• [YOUR GOAL]:
Turn every line of the data below into a JSON list of strings, one string per line, and skip any blank lines. Leave the pictures out.

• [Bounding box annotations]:
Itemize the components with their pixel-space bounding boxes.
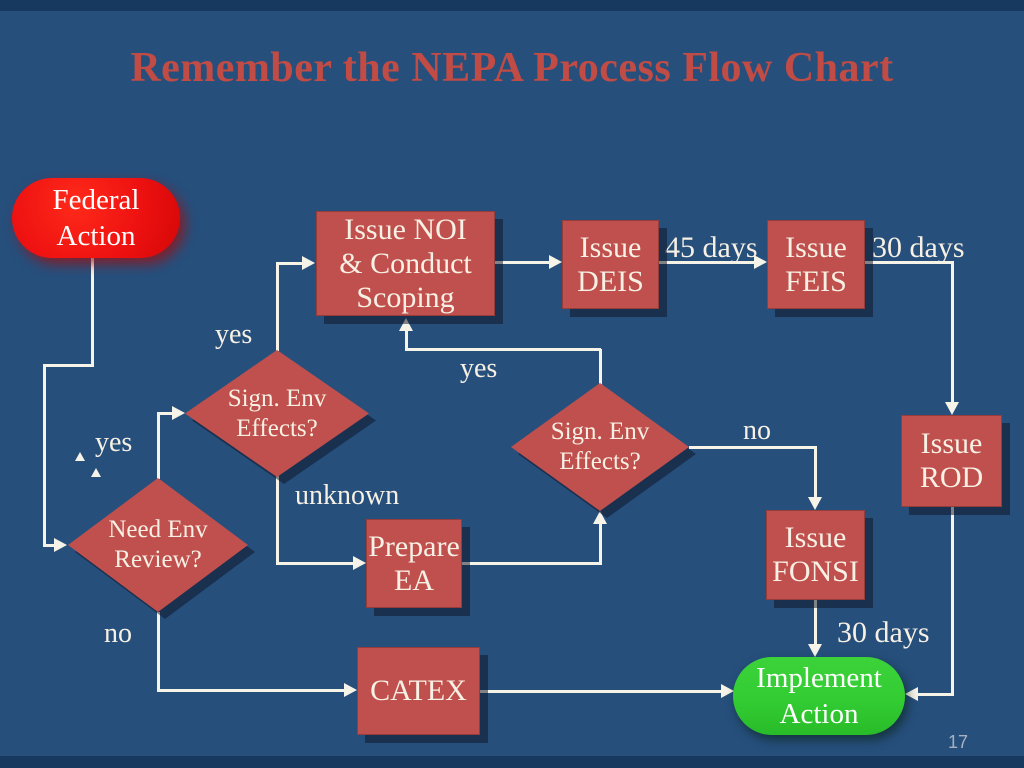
node-label: Action — [56, 220, 136, 252]
node-label: Issue — [920, 427, 983, 460]
edge-label-45-days: 45 days — [665, 231, 758, 264]
node-need-env-review: Need Env Review? — [68, 478, 248, 612]
node-label: Issue — [785, 230, 847, 264]
node-label: EA — [394, 563, 434, 597]
node-issue-rod: Issue ROD — [901, 415, 1002, 507]
edge-label-no-review: no — [104, 618, 132, 649]
node-label: Federal — [52, 184, 140, 216]
node-label: Need Env — [108, 516, 208, 543]
node-label: CATEX — [370, 674, 467, 707]
node-label: Scoping — [356, 280, 455, 314]
node-label: & Conduct — [339, 246, 472, 280]
node-label: Issue NOI — [344, 212, 467, 246]
node-label: Prepare — [368, 529, 460, 563]
page-number: 17 — [948, 732, 969, 752]
edge-label-unknown: unknown — [295, 480, 400, 511]
edge-label-yes-effects2: yes — [460, 353, 498, 384]
node-label: FEIS — [785, 264, 847, 298]
node-federal-action: Federal Action — [12, 178, 180, 258]
top-edge-strip — [0, 0, 1024, 11]
node-label: Implement — [756, 662, 882, 694]
node-prepare-ea: Prepare EA — [366, 519, 462, 608]
node-label: DEIS — [577, 264, 644, 298]
node-issue-fonsi: Issue FONSI — [766, 510, 865, 600]
dash-tick-icon — [91, 468, 101, 477]
node-label: Review? — [114, 546, 202, 573]
node-catex: CATEX — [357, 647, 480, 735]
node-label: ROD — [919, 461, 984, 494]
node-implement-action: Implement Action — [733, 657, 905, 735]
bottom-edge-strip — [0, 756, 1024, 768]
node-issue-feis: Issue FEIS — [767, 220, 865, 309]
edge-label-yes-noi: yes — [215, 319, 253, 350]
node-label: Sign. Env — [550, 418, 650, 445]
node-label: FONSI — [772, 555, 859, 588]
node-label: Action — [779, 698, 859, 730]
node-sign-env-effects-left: Sign. Env Effects? — [185, 350, 369, 477]
edge-label-no-effects2: no — [743, 415, 771, 446]
node-label: Effects? — [559, 448, 641, 475]
slide-title: Remember the NEPA Process Flow Chart — [130, 45, 894, 91]
dash-tick-icon — [75, 452, 85, 461]
node-label: Issue — [579, 230, 642, 264]
node-label: Sign. Env — [227, 384, 327, 412]
edge-label-yes-review: yes — [95, 427, 133, 458]
edge-label-30-days-top: 30 days — [872, 231, 965, 264]
node-label: Issue — [784, 521, 847, 554]
node-issue-noi: Issue NOI & Conduct Scoping — [316, 211, 495, 316]
node-label: Effects? — [236, 414, 318, 442]
node-sign-env-effects-right: Sign. Env Effects? — [511, 383, 689, 511]
node-issue-deis: Issue DEIS — [562, 220, 659, 309]
edge-label-30-days-bottom: 30 days — [837, 616, 930, 649]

• [RESULT FOR THIS EXERCISE]:
[
  "Itemize the components with their pixel-space bounding boxes.",
  "node-label: Action — [56, 220, 136, 252]",
  "node-label: Issue — [920, 427, 983, 460]",
  "edge-label-45-days: 45 days — [665, 231, 758, 264]",
  "node-need-env-review: Need Env Review? — [68, 478, 248, 612]",
  "node-label: Issue — [785, 230, 847, 264]",
  "node-label: EA — [394, 563, 434, 597]",
  "node-issue-rod: Issue ROD — [901, 415, 1002, 507]",
  "edge-label-no-review: no — [104, 618, 132, 649]",
  "node-label: Federal — [52, 184, 140, 216]",
  "node-label: Need Env — [108, 516, 208, 543]",
  "node-label: CATEX — [370, 674, 467, 707]",
  "node-label: Scoping — [356, 280, 455, 314]",
  "node-label: & Conduct — [339, 246, 472, 280]",
  "node-label: Issue NOI — [344, 212, 467, 246]",
  "node-label: Prepare — [368, 529, 460, 563]",
  "page-number: 17 — [948, 732, 969, 752]",
  "edge-label-unknown: unknown — [295, 480, 400, 511]",
  "edge-label-yes-effects2: yes — [460, 353, 498, 384]",
  "node-label: FEIS — [785, 264, 847, 298]",
  "node-federal-action: Federal Action — [12, 178, 180, 258]",
  "top-edge-strip — [0, 0, 1024, 11]",
  "node-label: Implement — [756, 662, 882, 694]",
  "node-prepare-ea: Prepare EA — [366, 519, 462, 608]",
  "node-label: DEIS — [577, 264, 644, 298]",
  "node-issue-fonsi: Issue FONSI — [766, 510, 865, 600]",
  "dash-tick-icon — [91, 468, 101, 477]",
  "node-label: Review? — [114, 546, 202, 573]",
  "node-catex: CATEX — [357, 647, 480, 735]",
  "node-label: ROD — [919, 461, 984, 494]",
  "node-implement-action: Implement Action — [733, 657, 905, 735]",
  "bottom-edge-strip — [0, 756, 1024, 768]",
  "node-issue-feis: Issue FEIS — [767, 220, 865, 309]",
  "edge-label-yes-noi: yes — [215, 319, 253, 350]",
  "node-label: Sign. Env — [550, 418, 650, 445]",
  "node-label: FONSI — [772, 555, 859, 588]",
  "node-label: Action — [779, 698, 859, 730]",
  "node-sign-env-effects-left: Sign. Env Effects? — [185, 350, 369, 477]",
  "edge-label-no-effects2: no — [743, 415, 771, 446]",
  "node-label: Effects? — [559, 448, 641, 475]",
  "slide-title: Remember the NEPA Process Flow Chart — [130, 45, 894, 91]",
  "dash-tick-icon — [75, 452, 85, 461]",
  "node-label: Issue — [579, 230, 642, 264]",
  "node-label: Sign. Env — [227, 384, 327, 412]",
  "edge-label-yes-review: yes — [95, 427, 133, 458]",
  "edge-label-30-days-top: 30 days — [872, 231, 965, 264]",
  "node-label: Issue — [784, 521, 847, 554]",
  "node-issue-noi: Issue NOI & Conduct Scoping — [316, 211, 495, 316]",
  "node-label: Effects? — [236, 414, 318, 442]",
  "node-sign-env-effects-right: Sign. Env Effects? — [511, 383, 689, 511]",
  "node-issue-deis: Issue DEIS — [562, 220, 659, 309]",
  "edge-label-30-days-bottom: 30 days — [837, 616, 930, 649]"
]